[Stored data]

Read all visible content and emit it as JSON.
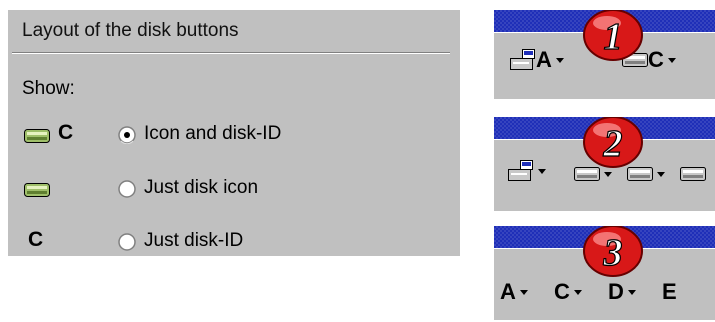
{
  "panel": {
    "title": "Layout of the disk buttons",
    "show_label": "Show:",
    "options": [
      {
        "preview_letter": "C",
        "label": "Icon and disk-ID",
        "selected": true
      },
      {
        "preview_letter": "",
        "label": "Just disk icon",
        "selected": false
      },
      {
        "preview_letter": "C",
        "label": "Just disk-ID",
        "selected": false
      }
    ]
  },
  "examples": [
    {
      "badge": "1",
      "buttons": [
        "A",
        "C"
      ]
    },
    {
      "badge": "2",
      "buttons": []
    },
    {
      "badge": "3",
      "buttons": [
        "A",
        "C",
        "D",
        "E"
      ]
    }
  ],
  "colors": {
    "panel_bg": "#c0c0c0",
    "titlebar_blue": "#1f2fb8",
    "badge_red": "#d81818"
  }
}
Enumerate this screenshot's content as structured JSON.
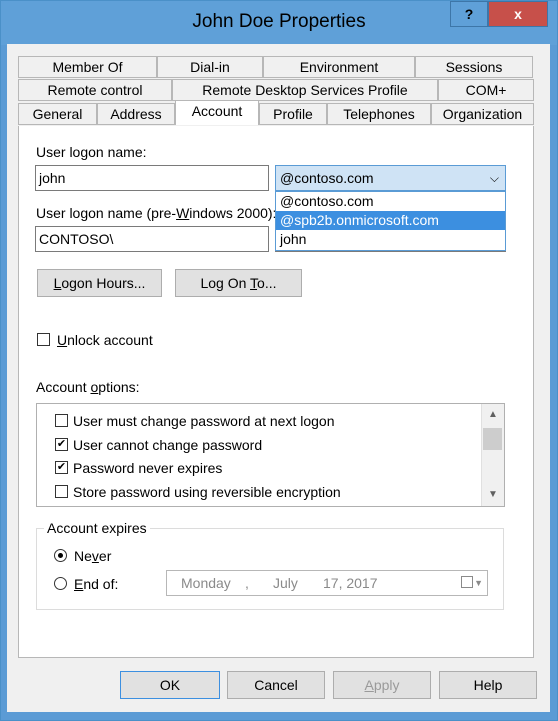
{
  "window": {
    "title": "John Doe Properties",
    "help_label": "?",
    "close_label": "x"
  },
  "tabs": {
    "row1": [
      "Member Of",
      "Dial-in",
      "Environment",
      "Sessions"
    ],
    "row2": [
      "Remote control",
      "Remote Desktop Services Profile",
      "COM+"
    ],
    "row3": [
      "General",
      "Address",
      "Account",
      "Profile",
      "Telephones",
      "Organization"
    ],
    "selected": "Account"
  },
  "account": {
    "logon_name_label": "User logon name:",
    "logon_name_value": "john",
    "domain_selected": "@contoso.com",
    "domain_options": [
      "@contoso.com",
      "@spb2b.onmicrosoft.com",
      "john"
    ],
    "pre2000_label_a": "User logon name (pre-",
    "pre2000_label_u": "W",
    "pre2000_label_b": "indows 2000):",
    "pre2000_domain": "CONTOSO\\",
    "logon_hours_u": "L",
    "logon_hours_rest": "ogon Hours...",
    "log_on_to_a": "Log On ",
    "log_on_to_u": "T",
    "log_on_to_b": "o...",
    "unlock_u": "U",
    "unlock_rest": "nlock account",
    "account_options_a": "Account ",
    "account_options_u": "o",
    "account_options_b": "ptions:",
    "options": [
      {
        "label": "User must change password at next logon",
        "checked": false
      },
      {
        "label": "User cannot change password",
        "checked": true
      },
      {
        "label": "Password never expires",
        "checked": true
      },
      {
        "label": "Store password using reversible encryption",
        "checked": false
      }
    ],
    "expires_label": "Account expires",
    "never_a": "Ne",
    "never_u": "v",
    "never_b": "er",
    "end_of_u": "E",
    "end_of_rest": "nd of:",
    "date_day": "Monday",
    "date_sep": ",",
    "date_month": "July",
    "date_rest": "17, 2017"
  },
  "footer": {
    "ok": "OK",
    "cancel": "Cancel",
    "apply_u": "A",
    "apply_rest": "pply",
    "help": "Help"
  }
}
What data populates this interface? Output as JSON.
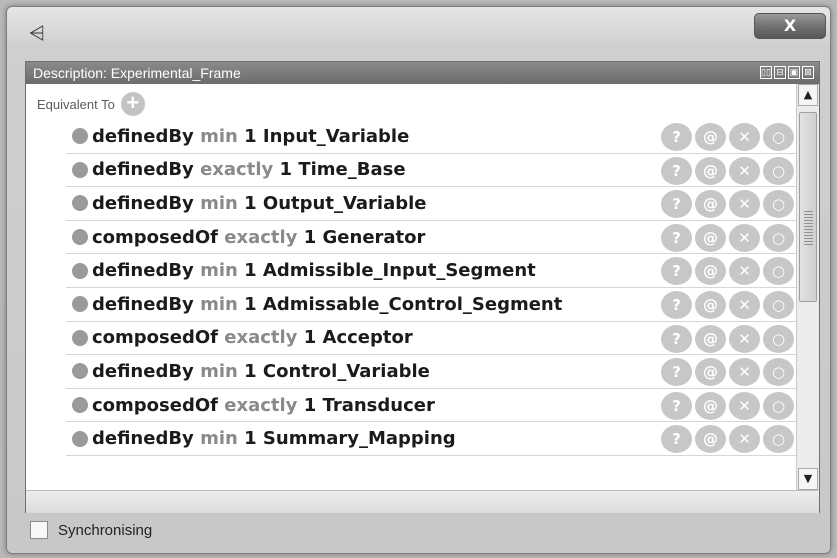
{
  "window": {
    "app_icon": "protege-icon",
    "close_label": "X"
  },
  "panel": {
    "title": "Description: Experimental_Frame",
    "controls": [
      "▯▯",
      "⊟",
      "▣",
      "⊠"
    ]
  },
  "equivalent": {
    "label": "Equivalent To",
    "add_label": "+"
  },
  "rows": [
    {
      "property": "definedBy",
      "quantifier": "min",
      "cardinality": "1",
      "class": "Input_Variable"
    },
    {
      "property": "definedBy",
      "quantifier": "exactly",
      "cardinality": "1",
      "class": "Time_Base"
    },
    {
      "property": "definedBy",
      "quantifier": "min",
      "cardinality": "1",
      "class": "Output_Variable"
    },
    {
      "property": "composedOf",
      "quantifier": "exactly",
      "cardinality": "1",
      "class": "Generator"
    },
    {
      "property": "definedBy",
      "quantifier": "min",
      "cardinality": "1",
      "class": "Admissible_Input_Segment"
    },
    {
      "property": "definedBy",
      "quantifier": "min",
      "cardinality": "1",
      "class": "Admissable_Control_Segment"
    },
    {
      "property": "composedOf",
      "quantifier": "exactly",
      "cardinality": "1",
      "class": "Acceptor"
    },
    {
      "property": "definedBy",
      "quantifier": "min",
      "cardinality": "1",
      "class": "Control_Variable"
    },
    {
      "property": "composedOf",
      "quantifier": "exactly",
      "cardinality": "1",
      "class": "Transducer"
    },
    {
      "property": "definedBy",
      "quantifier": "min",
      "cardinality": "1",
      "class": "Summary_Mapping"
    }
  ],
  "row_actions": {
    "help": "?",
    "annotate": "@",
    "delete": "✕",
    "edit": "○"
  },
  "scrollbar": {
    "up": "▲",
    "down": "▼"
  },
  "footer": {
    "sync_label": "Synchronising",
    "sync_checked": false
  }
}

# TASK DETAILS
Go over the data above and copy every line that has the word "this" in it.

# TASK RESPONSE
Enumerate this screenshot's content as structured JSON.
What data populates this interface? Output as JSON.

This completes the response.